Your task —
Isolate every line in the data with the string "sebi" and copy it.

Given records —
■ ■ ■ ■
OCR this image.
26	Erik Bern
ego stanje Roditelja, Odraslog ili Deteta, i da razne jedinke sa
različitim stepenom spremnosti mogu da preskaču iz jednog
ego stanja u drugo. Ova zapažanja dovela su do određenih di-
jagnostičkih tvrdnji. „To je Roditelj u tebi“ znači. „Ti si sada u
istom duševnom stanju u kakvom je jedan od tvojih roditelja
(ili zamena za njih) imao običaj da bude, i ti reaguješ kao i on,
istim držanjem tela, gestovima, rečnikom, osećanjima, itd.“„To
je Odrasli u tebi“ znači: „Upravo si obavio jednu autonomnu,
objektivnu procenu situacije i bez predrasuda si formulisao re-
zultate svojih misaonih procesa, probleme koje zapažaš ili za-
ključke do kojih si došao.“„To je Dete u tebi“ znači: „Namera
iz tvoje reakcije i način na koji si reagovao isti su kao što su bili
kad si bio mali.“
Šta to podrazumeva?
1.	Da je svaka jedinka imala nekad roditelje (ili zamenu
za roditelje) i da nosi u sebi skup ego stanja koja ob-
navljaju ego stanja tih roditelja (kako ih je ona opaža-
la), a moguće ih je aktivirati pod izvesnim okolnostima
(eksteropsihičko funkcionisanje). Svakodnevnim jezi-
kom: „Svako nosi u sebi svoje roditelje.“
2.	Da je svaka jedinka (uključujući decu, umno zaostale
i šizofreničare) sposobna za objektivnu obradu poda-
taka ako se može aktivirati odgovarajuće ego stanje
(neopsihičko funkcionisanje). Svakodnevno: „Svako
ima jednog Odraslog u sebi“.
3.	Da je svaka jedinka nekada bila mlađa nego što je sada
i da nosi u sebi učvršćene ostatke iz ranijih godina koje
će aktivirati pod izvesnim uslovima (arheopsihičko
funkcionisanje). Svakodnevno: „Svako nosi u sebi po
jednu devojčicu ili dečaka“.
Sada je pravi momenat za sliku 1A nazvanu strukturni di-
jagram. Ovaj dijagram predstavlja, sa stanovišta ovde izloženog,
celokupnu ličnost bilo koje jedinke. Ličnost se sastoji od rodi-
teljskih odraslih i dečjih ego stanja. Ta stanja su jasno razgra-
■ ■ ■ ■
Expected output —
za roditelje) i da nosi u sebi skup ego stanja koja ob-
kom: „Svako nosi u sebi svoje roditelje.“
ima jednog Odraslog u sebi“.
i da nosi u sebi učvršćene ostatke iz ranijih godina koje
funkcionisanje). Svakodnevno: „Svako nosi u sebi po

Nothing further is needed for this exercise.